PROBLEM TO WORK ON:
Leave the pictures out, and retype all of the material exactly as written.

GIVEN RECORDS:

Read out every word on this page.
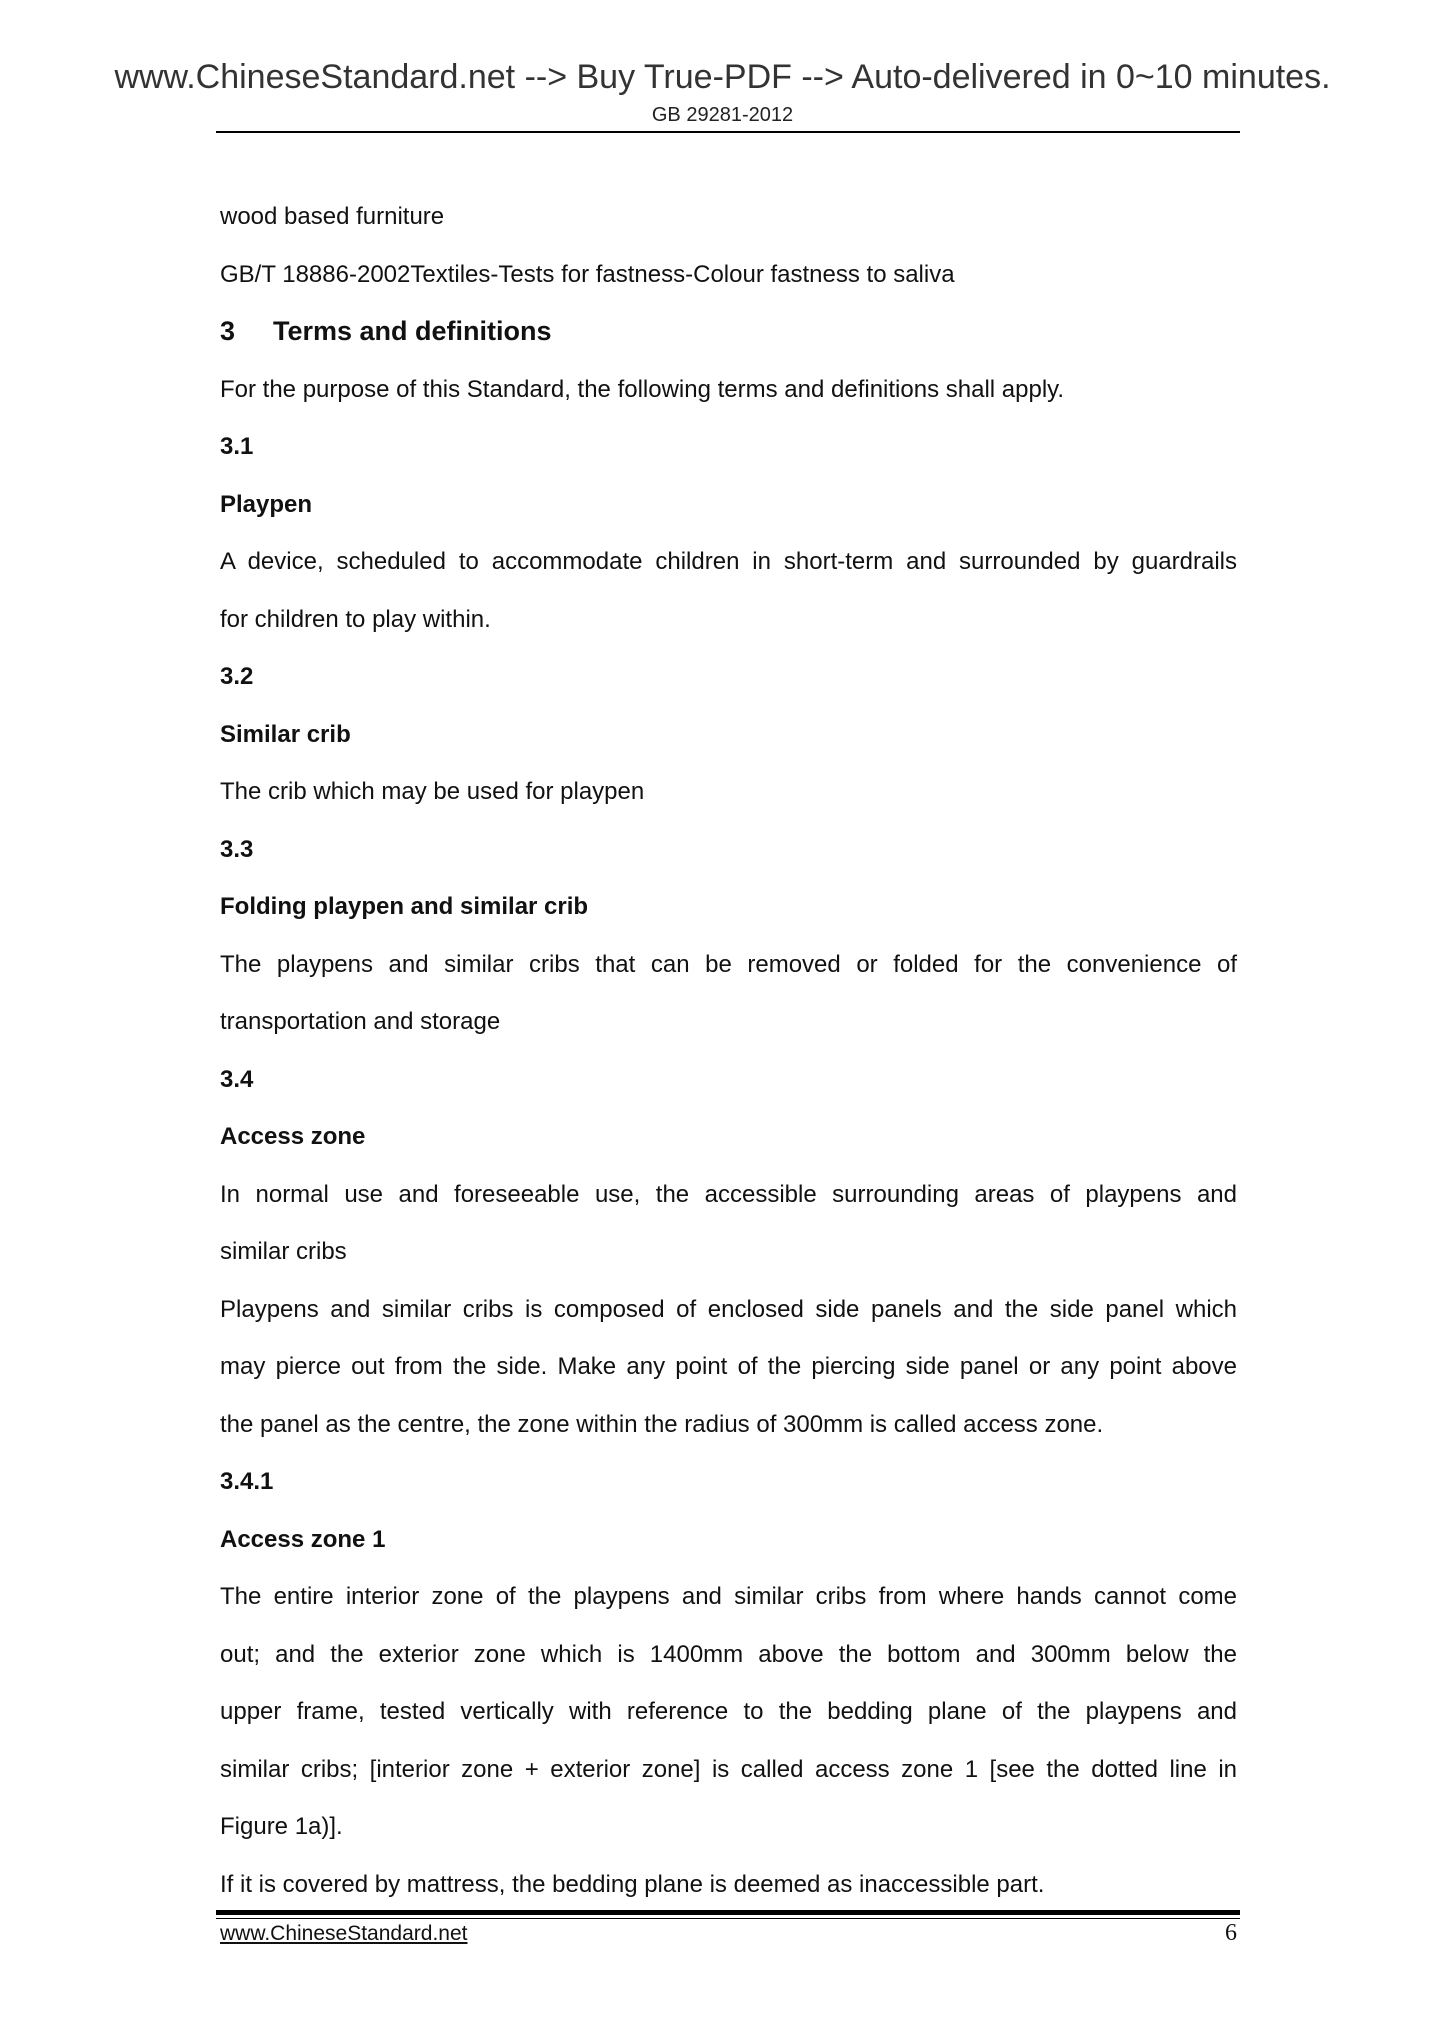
www.ChineseStandard.net --> Buy True-PDF --> Auto-delivered in 0~10 minutes.
GB 29281-2012
wood based furniture
GB/T 18886-2002Textiles-Tests for fastness-Colour fastness to saliva
3 Terms and definitions
For the purpose of this Standard, the following terms and definitions shall apply.
3.1
Playpen
A device, scheduled to accommodate children in short-term and surrounded by guardrails
for children to play within.
3.2
Similar crib
The crib which may be used for playpen
3.3
Folding playpen and similar crib
The playpens and similar cribs that can be removed or folded for the convenience of
transportation and storage
3.4
Access zone
In normal use and foreseeable use, the accessible surrounding areas of playpens and
similar cribs
Playpens and similar cribs is composed of enclosed side panels and the side panel which
may pierce out from the side. Make any point of the piercing side panel or any point above
the panel as the centre, the zone within the radius of 300mm is called access zone.
3.4.1
Access zone 1
The entire interior zone of the playpens and similar cribs from where hands cannot come
out; and the exterior zone which is 1400mm above the bottom and 300mm below the
upper frame, tested vertically with reference to the bedding plane of the playpens and
similar cribs; [interior zone + exterior zone] is called access zone 1 [see the dotted line in
Figure 1a)].
If it is covered by mattress, the bedding plane is deemed as inaccessible part.
www.ChineseStandard.net	6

SOLUTION TO THIS EXERCISE:
Read out every word on this page.
www.ChineseStandard.net --> Buy True-PDF --> Auto-delivered in 0~10 minutes.
GB 29281-2012
wood based furniture
GB/T 18886-2002Textiles-Tests for fastness-Colour fastness to saliva
3 Terms and definitions
For the purpose of this Standard, the following terms and definitions shall apply.
3.1
Playpen
A device, scheduled to accommodate children in short-term and surrounded by guardrails
for children to play within.
3.2
Similar crib
The crib which may be used for playpen
3.3
Folding playpen and similar crib
The playpens and similar cribs that can be removed or folded for the convenience of
transportation and storage
3.4
Access zone
In normal use and foreseeable use, the accessible surrounding areas of playpens and
similar cribs
Playpens and similar cribs is composed of enclosed side panels and the side panel which
may pierce out from the side. Make any point of the piercing side panel or any point above
the panel as the centre, the zone within the radius of 300mm is called access zone.
3.4.1
Access zone 1
The entire interior zone of the playpens and similar cribs from where hands cannot come
out; and the exterior zone which is 1400mm above the bottom and 300mm below the
upper frame, tested vertically with reference to the bedding plane of the playpens and
similar cribs; [interior zone + exterior zone] is called access zone 1 [see the dotted line in
Figure 1a)].
If it is covered by mattress, the bedding plane is deemed as inaccessible part.
www.ChineseStandard.net	6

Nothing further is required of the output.